**Stated task:**
Copy each line that holds "marker".

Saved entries
>>>
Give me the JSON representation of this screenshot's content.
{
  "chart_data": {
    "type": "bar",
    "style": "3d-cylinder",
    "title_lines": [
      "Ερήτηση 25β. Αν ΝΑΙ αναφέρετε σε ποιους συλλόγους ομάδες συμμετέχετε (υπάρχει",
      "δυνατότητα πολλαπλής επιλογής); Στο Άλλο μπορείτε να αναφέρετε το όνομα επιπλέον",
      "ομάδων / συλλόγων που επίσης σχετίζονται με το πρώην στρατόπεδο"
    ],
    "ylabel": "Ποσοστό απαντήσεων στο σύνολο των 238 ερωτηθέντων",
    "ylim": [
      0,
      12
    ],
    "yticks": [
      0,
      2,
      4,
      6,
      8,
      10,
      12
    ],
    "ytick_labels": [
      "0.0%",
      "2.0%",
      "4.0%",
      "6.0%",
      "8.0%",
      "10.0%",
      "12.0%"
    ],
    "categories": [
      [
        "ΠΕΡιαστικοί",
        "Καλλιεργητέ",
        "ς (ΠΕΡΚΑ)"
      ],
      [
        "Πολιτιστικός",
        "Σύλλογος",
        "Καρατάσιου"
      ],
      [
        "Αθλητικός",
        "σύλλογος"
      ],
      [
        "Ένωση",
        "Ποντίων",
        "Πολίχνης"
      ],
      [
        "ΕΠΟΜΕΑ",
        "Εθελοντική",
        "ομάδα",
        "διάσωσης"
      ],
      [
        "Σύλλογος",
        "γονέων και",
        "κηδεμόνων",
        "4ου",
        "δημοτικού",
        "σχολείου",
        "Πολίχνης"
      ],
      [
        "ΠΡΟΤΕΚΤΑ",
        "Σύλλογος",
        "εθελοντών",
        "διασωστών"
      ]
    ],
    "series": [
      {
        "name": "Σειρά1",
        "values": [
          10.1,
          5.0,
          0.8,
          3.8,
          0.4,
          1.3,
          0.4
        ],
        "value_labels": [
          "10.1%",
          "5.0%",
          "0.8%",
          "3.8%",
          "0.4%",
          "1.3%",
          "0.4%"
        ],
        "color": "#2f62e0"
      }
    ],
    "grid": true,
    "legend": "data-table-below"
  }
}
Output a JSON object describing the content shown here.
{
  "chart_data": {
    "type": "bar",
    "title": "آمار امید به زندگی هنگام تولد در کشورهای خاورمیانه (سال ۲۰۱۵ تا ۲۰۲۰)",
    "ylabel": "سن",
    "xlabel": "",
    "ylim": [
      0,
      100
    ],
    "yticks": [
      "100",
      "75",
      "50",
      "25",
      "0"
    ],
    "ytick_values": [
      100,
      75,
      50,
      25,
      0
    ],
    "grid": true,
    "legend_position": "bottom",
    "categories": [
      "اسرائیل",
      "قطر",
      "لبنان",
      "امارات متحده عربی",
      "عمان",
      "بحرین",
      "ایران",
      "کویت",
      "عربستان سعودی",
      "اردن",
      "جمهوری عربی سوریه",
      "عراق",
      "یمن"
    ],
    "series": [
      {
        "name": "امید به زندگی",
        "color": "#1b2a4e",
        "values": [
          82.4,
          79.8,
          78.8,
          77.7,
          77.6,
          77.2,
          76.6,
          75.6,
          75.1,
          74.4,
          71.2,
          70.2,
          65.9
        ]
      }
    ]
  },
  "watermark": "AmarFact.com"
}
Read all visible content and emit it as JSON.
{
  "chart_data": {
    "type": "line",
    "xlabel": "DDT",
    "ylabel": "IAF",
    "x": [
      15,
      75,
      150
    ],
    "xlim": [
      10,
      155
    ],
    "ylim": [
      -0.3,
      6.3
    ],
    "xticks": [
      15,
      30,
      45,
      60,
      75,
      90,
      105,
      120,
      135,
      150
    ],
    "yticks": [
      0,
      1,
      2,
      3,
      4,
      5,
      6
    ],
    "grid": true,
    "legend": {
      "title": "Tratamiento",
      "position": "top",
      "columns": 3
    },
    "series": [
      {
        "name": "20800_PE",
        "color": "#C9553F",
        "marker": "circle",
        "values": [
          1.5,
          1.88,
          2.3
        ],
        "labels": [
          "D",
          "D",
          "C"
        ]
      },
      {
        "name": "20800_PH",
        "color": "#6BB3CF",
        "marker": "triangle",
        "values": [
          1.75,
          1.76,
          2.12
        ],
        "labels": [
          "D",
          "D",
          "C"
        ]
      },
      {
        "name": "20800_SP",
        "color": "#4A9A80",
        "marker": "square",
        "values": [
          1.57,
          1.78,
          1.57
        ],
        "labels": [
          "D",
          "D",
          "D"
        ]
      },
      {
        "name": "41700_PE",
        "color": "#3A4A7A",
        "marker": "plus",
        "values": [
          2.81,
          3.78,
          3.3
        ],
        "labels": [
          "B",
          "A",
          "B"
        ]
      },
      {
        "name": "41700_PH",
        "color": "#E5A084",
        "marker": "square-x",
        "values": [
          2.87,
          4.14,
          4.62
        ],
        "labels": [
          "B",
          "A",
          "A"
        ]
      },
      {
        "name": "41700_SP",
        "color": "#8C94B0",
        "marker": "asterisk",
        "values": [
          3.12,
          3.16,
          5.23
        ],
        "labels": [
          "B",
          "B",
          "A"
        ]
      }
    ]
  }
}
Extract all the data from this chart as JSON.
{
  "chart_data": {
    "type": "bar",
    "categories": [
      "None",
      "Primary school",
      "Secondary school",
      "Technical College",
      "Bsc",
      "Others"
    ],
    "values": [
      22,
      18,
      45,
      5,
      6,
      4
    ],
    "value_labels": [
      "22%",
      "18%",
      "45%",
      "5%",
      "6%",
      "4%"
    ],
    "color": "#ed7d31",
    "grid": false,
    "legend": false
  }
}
<<<
**Written answer:**
        "marker": "circle",
        "marker": "triangle",
        "marker": "square",
        "marker": "plus",
        "marker": "square-x",
        "marker": "asterisk",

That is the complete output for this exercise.